_Stated task_
Give the number of lines containing the word "Маша" and nothing more.

_Data excerpts_

-.-.-

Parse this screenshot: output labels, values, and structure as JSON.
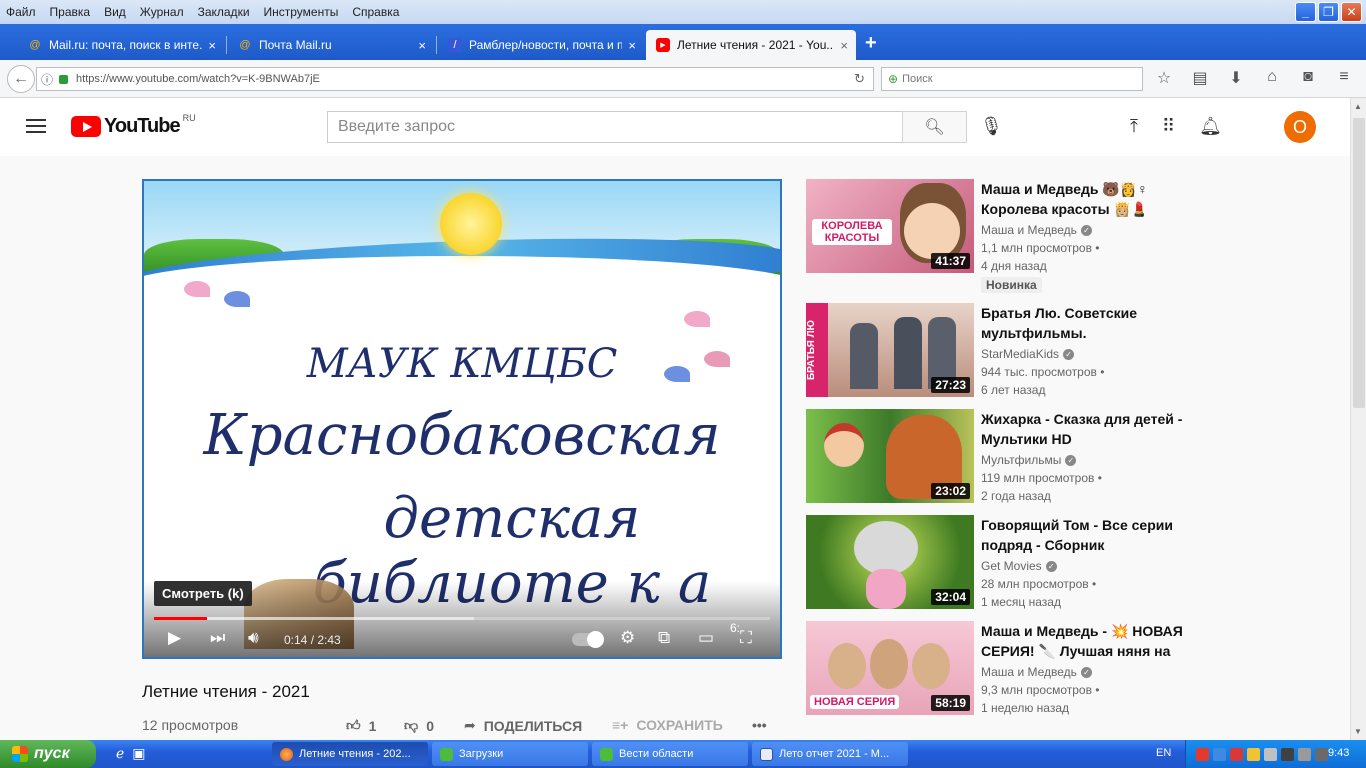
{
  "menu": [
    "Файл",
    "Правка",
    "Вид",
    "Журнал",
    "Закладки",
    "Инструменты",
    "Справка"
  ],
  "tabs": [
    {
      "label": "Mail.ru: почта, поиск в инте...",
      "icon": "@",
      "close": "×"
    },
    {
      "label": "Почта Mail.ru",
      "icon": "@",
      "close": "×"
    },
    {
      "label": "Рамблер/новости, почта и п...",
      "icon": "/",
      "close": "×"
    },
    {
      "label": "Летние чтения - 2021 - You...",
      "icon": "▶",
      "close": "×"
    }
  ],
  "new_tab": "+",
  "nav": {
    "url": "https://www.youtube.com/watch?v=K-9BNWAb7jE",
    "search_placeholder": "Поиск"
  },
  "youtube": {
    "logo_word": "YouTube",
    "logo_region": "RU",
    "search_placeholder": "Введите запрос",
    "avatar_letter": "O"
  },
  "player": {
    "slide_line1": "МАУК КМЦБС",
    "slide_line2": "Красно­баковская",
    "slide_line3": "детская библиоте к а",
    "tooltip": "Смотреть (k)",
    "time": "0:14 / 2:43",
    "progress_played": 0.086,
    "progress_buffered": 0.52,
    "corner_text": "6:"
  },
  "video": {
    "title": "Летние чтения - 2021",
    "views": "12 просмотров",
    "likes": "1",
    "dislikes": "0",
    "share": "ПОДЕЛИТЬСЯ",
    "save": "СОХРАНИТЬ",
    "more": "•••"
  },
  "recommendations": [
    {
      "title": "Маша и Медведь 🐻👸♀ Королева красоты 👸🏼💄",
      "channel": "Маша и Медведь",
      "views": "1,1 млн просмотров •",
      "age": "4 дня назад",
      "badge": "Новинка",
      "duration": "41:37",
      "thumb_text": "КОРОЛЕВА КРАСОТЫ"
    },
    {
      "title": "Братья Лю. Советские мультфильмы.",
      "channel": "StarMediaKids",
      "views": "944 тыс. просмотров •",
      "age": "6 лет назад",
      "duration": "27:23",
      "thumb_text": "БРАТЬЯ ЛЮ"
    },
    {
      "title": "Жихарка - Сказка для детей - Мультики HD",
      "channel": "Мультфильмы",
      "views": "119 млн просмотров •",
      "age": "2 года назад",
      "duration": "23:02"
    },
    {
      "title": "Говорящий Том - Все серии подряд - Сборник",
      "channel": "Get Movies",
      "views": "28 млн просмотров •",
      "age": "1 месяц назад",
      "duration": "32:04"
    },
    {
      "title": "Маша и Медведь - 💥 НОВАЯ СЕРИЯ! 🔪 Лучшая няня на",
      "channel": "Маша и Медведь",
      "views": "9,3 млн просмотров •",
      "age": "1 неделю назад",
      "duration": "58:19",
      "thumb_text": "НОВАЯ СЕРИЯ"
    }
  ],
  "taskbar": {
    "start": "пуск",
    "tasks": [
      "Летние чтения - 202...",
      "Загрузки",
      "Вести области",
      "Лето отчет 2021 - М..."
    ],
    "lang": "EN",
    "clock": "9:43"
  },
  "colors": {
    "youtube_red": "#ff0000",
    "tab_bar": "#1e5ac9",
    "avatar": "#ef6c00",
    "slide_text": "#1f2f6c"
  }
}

-.-.-

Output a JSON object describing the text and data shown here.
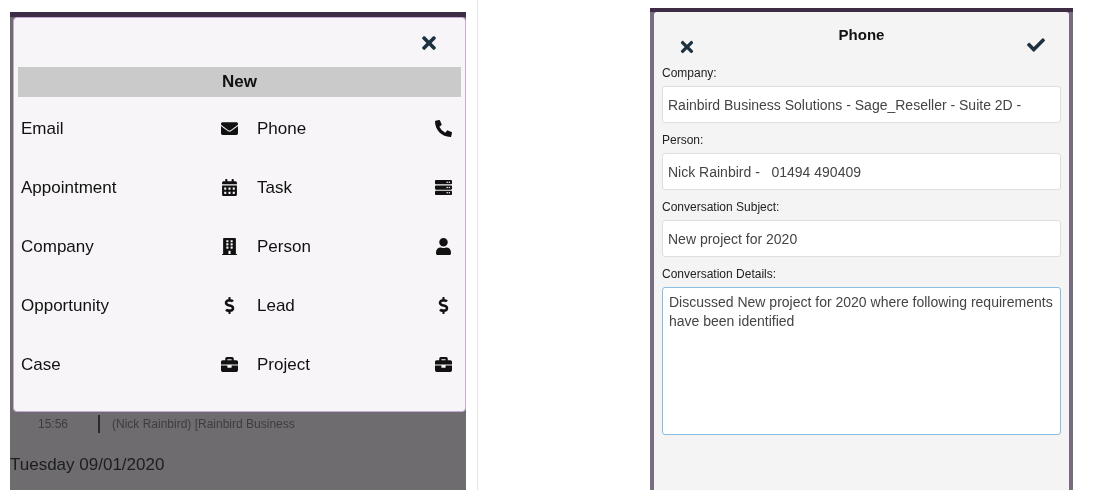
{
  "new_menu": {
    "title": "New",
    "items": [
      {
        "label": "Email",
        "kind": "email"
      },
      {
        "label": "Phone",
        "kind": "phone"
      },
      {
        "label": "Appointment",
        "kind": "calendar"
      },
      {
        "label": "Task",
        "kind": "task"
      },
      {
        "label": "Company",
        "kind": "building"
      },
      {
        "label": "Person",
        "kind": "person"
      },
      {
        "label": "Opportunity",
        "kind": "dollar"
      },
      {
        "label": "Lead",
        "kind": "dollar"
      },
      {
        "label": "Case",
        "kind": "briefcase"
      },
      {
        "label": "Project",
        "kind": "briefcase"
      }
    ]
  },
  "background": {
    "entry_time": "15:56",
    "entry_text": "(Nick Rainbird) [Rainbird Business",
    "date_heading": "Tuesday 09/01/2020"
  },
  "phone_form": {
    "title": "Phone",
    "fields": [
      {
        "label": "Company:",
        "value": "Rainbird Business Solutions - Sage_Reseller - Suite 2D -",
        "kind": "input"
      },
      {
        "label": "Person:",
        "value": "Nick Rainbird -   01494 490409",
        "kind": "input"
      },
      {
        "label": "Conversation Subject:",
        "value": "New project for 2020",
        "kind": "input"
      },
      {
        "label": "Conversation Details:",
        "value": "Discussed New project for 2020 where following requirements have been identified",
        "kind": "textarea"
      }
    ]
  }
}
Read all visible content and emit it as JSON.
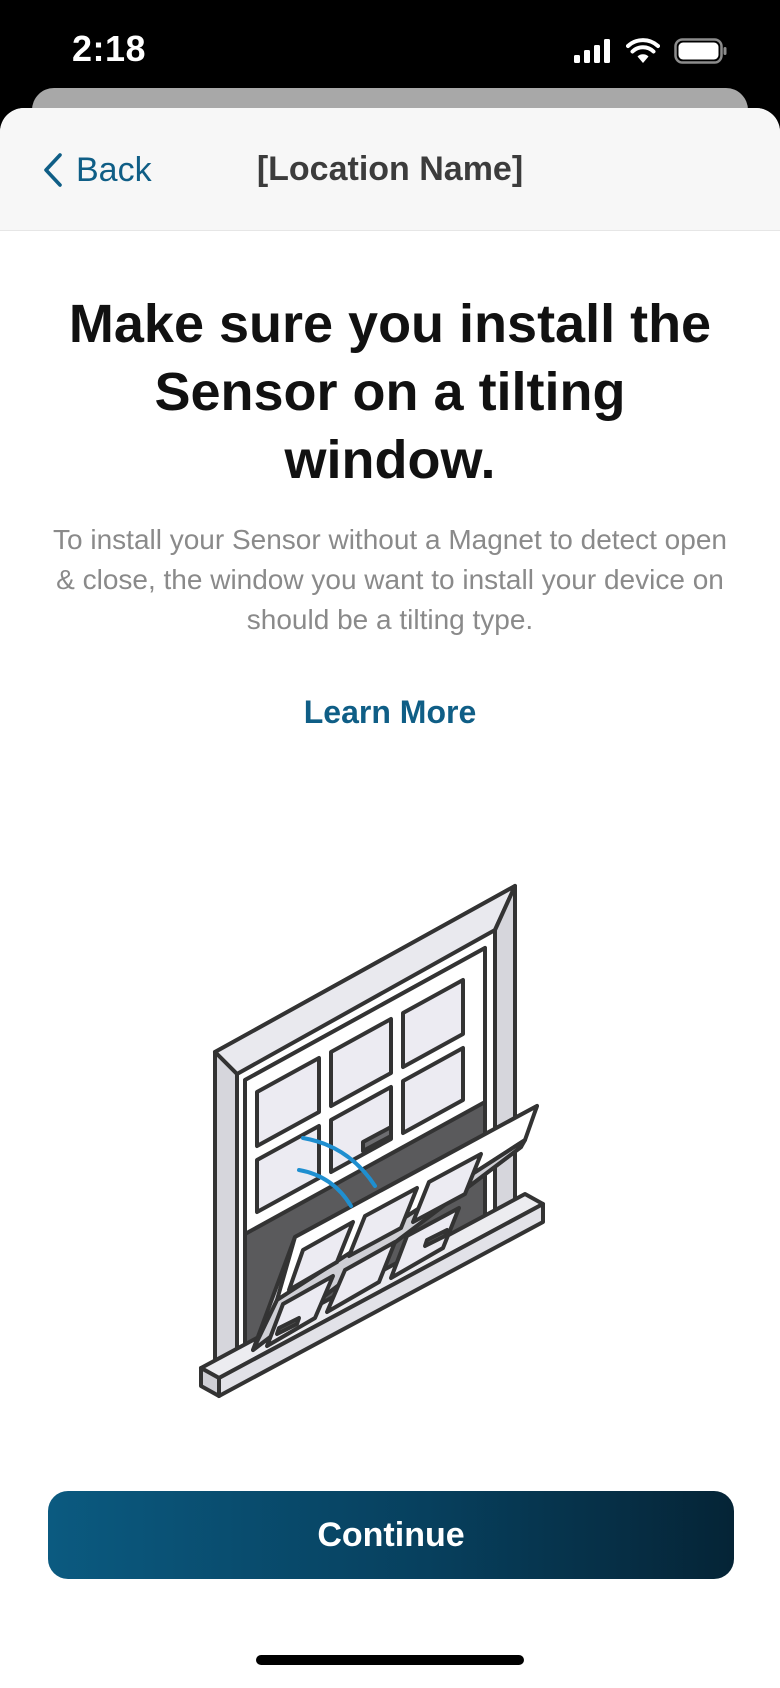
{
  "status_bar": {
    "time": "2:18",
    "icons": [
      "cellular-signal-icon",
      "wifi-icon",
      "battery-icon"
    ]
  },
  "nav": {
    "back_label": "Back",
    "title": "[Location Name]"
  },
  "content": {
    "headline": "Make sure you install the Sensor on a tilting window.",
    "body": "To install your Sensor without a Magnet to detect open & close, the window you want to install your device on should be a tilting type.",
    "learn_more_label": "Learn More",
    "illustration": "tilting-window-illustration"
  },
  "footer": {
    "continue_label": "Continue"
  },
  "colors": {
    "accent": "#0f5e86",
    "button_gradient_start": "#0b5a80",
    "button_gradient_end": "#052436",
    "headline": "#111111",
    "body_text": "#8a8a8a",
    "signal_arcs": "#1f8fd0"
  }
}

-.-.-

_Output for this task_
4